> [Exercise brief]: Repeat the entries below exactly as they appear, with no pictures.

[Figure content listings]
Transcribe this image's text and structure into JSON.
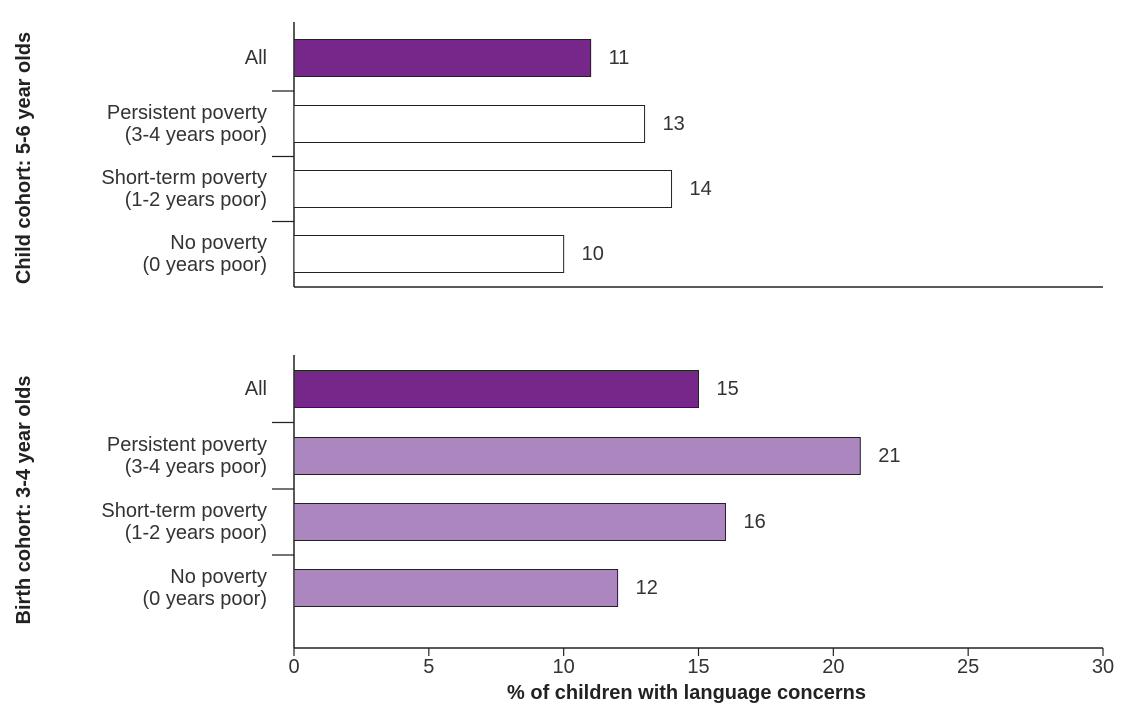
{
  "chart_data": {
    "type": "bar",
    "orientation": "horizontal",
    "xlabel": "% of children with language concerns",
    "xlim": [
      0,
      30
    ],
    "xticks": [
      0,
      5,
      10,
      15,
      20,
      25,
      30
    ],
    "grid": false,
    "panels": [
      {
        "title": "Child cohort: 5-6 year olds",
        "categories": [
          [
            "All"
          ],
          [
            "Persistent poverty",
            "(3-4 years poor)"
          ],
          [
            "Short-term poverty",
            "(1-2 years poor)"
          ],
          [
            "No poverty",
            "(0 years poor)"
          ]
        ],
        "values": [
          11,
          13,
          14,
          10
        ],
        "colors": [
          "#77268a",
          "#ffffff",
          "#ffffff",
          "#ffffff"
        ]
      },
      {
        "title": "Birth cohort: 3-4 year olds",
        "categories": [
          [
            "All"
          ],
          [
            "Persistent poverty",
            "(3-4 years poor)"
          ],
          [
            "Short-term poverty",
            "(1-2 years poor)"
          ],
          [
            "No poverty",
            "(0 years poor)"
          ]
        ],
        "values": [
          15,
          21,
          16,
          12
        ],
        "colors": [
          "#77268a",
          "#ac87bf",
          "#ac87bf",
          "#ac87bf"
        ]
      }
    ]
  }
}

> [Response]:
Transcribe this image's text and structure into JSON.
{
  "chart_data": {
    "type": "bar",
    "orientation": "horizontal",
    "xlabel": "% of children with language concerns",
    "xlim": [
      0,
      30
    ],
    "xticks": [
      0,
      5,
      10,
      15,
      20,
      25,
      30
    ],
    "grid": false,
    "panels": [
      {
        "title": "Child cohort: 5-6 year olds",
        "categories": [
          [
            "All"
          ],
          [
            "Persistent poverty",
            "(3-4 years poor)"
          ],
          [
            "Short-term poverty",
            "(1-2 years poor)"
          ],
          [
            "No poverty",
            "(0 years poor)"
          ]
        ],
        "values": [
          11,
          13,
          14,
          10
        ],
        "colors": [
          "#77268a",
          "#ffffff",
          "#ffffff",
          "#ffffff"
        ]
      },
      {
        "title": "Birth cohort: 3-4 year olds",
        "categories": [
          [
            "All"
          ],
          [
            "Persistent poverty",
            "(3-4 years poor)"
          ],
          [
            "Short-term poverty",
            "(1-2 years poor)"
          ],
          [
            "No poverty",
            "(0 years poor)"
          ]
        ],
        "values": [
          15,
          21,
          16,
          12
        ],
        "colors": [
          "#77268a",
          "#ac87bf",
          "#ac87bf",
          "#ac87bf"
        ]
      }
    ]
  }
}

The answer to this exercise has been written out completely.